(Recorded data)
┏━━

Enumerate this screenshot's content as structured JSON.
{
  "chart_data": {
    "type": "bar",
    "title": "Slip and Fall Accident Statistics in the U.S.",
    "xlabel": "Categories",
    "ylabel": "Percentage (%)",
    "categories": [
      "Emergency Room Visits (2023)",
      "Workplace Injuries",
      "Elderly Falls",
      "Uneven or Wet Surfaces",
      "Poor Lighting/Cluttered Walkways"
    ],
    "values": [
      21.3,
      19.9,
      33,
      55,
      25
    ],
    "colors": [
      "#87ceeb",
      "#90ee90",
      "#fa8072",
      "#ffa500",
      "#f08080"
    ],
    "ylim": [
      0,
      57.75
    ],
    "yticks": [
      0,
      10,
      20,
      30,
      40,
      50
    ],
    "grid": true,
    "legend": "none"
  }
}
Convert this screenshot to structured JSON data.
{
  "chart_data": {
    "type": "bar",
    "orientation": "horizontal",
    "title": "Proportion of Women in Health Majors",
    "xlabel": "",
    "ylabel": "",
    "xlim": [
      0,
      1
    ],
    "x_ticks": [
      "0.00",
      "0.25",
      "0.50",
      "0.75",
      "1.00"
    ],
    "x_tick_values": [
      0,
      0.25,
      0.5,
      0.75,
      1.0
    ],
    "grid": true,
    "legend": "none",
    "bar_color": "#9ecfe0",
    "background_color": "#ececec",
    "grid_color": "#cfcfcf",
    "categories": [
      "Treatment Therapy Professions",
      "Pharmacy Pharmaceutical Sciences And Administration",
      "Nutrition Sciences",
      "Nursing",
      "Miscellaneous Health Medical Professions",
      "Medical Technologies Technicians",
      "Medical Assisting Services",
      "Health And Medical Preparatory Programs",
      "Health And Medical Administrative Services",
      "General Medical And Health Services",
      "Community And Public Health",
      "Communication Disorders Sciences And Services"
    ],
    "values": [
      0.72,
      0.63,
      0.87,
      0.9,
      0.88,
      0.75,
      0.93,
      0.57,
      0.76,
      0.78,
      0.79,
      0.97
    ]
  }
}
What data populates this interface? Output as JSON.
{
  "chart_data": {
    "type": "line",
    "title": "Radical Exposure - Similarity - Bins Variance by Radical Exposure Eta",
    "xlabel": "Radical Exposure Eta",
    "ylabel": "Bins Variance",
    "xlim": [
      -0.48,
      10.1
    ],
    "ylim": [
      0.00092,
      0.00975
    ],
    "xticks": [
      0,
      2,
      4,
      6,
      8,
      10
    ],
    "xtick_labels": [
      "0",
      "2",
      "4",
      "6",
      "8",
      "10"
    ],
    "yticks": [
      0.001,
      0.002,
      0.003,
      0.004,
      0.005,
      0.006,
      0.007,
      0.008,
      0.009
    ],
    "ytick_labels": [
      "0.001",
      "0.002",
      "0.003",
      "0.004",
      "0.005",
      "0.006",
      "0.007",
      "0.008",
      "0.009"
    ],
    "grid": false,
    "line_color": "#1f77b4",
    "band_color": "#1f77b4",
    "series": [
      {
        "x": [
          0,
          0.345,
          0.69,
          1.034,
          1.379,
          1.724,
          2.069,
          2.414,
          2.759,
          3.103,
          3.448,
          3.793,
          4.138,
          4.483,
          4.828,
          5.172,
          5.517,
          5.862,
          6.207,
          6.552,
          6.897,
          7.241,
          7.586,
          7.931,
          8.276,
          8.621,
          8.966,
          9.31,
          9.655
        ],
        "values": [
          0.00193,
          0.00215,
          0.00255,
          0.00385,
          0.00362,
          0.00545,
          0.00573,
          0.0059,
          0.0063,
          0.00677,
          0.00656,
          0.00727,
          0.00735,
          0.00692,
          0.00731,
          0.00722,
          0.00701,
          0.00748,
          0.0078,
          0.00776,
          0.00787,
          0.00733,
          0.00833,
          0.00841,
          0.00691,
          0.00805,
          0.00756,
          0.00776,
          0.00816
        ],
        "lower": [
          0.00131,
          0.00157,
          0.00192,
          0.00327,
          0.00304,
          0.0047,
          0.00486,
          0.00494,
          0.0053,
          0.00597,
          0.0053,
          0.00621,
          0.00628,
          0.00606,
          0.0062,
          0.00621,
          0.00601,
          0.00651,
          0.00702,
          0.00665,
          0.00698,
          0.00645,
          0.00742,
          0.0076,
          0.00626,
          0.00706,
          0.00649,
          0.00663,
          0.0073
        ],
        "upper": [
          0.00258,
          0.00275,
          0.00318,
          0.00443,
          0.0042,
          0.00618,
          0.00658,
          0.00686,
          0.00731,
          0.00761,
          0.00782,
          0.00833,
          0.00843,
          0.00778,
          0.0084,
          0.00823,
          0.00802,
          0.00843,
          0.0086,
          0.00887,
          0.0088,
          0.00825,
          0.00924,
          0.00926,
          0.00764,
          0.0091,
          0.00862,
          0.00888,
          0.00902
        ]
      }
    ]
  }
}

┗━━

◆ Task instructions: Check each line above for the string "ylabel", then copy the ones that have it.

◆ The result:
    "ylabel": "Percentage (%)",
    "ylabel": "",
    "ylabel": "Bins Variance",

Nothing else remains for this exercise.